[start]

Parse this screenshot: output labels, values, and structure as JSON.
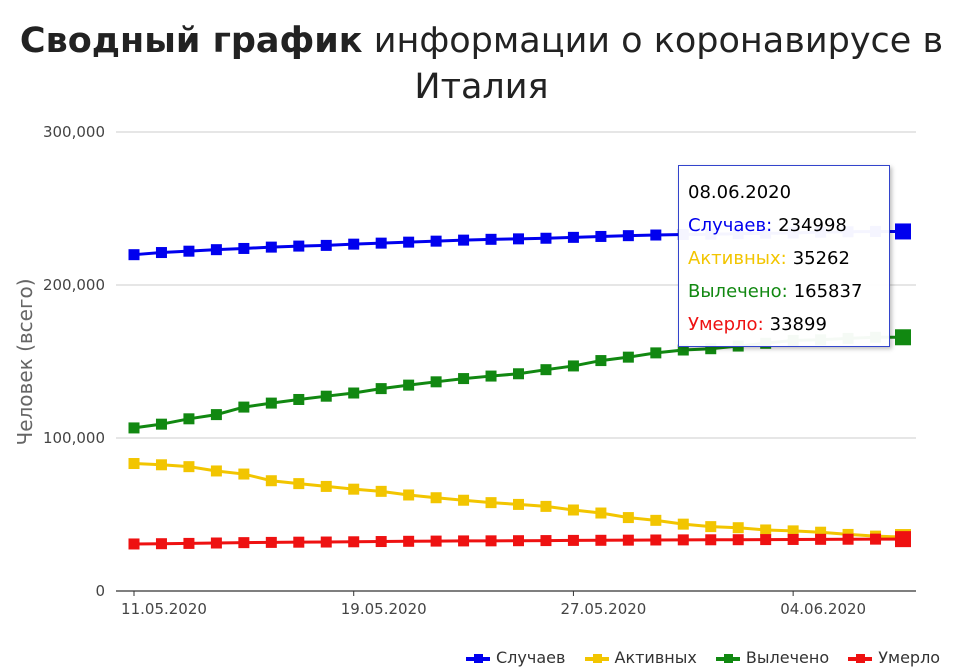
{
  "title_bold": "Сводный график",
  "title_rest": "информации о коронавирусе в Италия",
  "tooltip": {
    "date": "08.06.2020",
    "rows": [
      {
        "label": "Случаев:",
        "value": "234998"
      },
      {
        "label": "Активных:",
        "value": "35262"
      },
      {
        "label": "Вылечено:",
        "value": "165837"
      },
      {
        "label": "Умерло:",
        "value": "33899"
      }
    ]
  },
  "chart_data": {
    "type": "line",
    "title": "Сводный график информации о коронавирусе в Италия",
    "ylabel": "Человек (всего)",
    "xlabel": "",
    "ylim": [
      0,
      300000
    ],
    "y_ticks": [
      "0",
      "100,000",
      "200,000",
      "300,000"
    ],
    "x_tick_labels": [
      "11.05.2020",
      "19.05.2020",
      "27.05.2020",
      "04.06.2020"
    ],
    "x": [
      "11.05.2020",
      "12.05.2020",
      "13.05.2020",
      "14.05.2020",
      "15.05.2020",
      "16.05.2020",
      "17.05.2020",
      "18.05.2020",
      "19.05.2020",
      "20.05.2020",
      "21.05.2020",
      "22.05.2020",
      "23.05.2020",
      "24.05.2020",
      "25.05.2020",
      "26.05.2020",
      "27.05.2020",
      "28.05.2020",
      "29.05.2020",
      "30.05.2020",
      "31.05.2020",
      "01.06.2020",
      "02.06.2020",
      "03.06.2020",
      "04.06.2020",
      "05.06.2020",
      "06.06.2020",
      "07.06.2020",
      "08.06.2020"
    ],
    "grid": true,
    "legend_position": "bottom-right",
    "series": [
      {
        "name": "Случаев",
        "color": "#0000ee",
        "values": [
          219814,
          221216,
          222104,
          223096,
          223885,
          224760,
          225435,
          225886,
          226699,
          227364,
          228006,
          228658,
          229327,
          229858,
          230158,
          230555,
          231139,
          231732,
          232248,
          232664,
          232997,
          233197,
          233515,
          233836,
          234013,
          234531,
          234801,
          234998,
          234998
        ]
      },
      {
        "name": "Активных",
        "color": "#f2c500",
        "values": [
          83324,
          82488,
          81266,
          78457,
          76440,
          72070,
          70187,
          68351,
          66553,
          65129,
          62752,
          60960,
          59322,
          57752,
          56594,
          55300,
          52942,
          50966,
          47986,
          46175,
          43691,
          42075,
          41367,
          39893,
          39297,
          38429,
          36976,
          35877,
          35262
        ]
      },
      {
        "name": "Вылечено",
        "color": "#118811",
        "values": [
          106587,
          109039,
          112541,
          115288,
          120205,
          122810,
          125176,
          127326,
          129401,
          132282,
          134560,
          136720,
          138840,
          140479,
          141981,
          144658,
          147101,
          150604,
          152844,
          155633,
          157507,
          158355,
          160092,
          161895,
          163781,
          164226,
          165078,
          165837,
          165837
        ]
      },
      {
        "name": "Умерло",
        "color": "#ee1111",
        "values": [
          30739,
          30911,
          31106,
          31368,
          31610,
          31763,
          31908,
          32007,
          32169,
          32330,
          32486,
          32616,
          32735,
          32785,
          32877,
          32955,
          33072,
          33142,
          33229,
          33340,
          33415,
          33475,
          33530,
          33601,
          33689,
          33774,
          33846,
          33899,
          33899
        ]
      }
    ]
  }
}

[end]

**WHAT YOU NEED TO DO:** From the data above, count the lines where "график" occurs and give that figure and nothing else.

**OUTPUT:** 2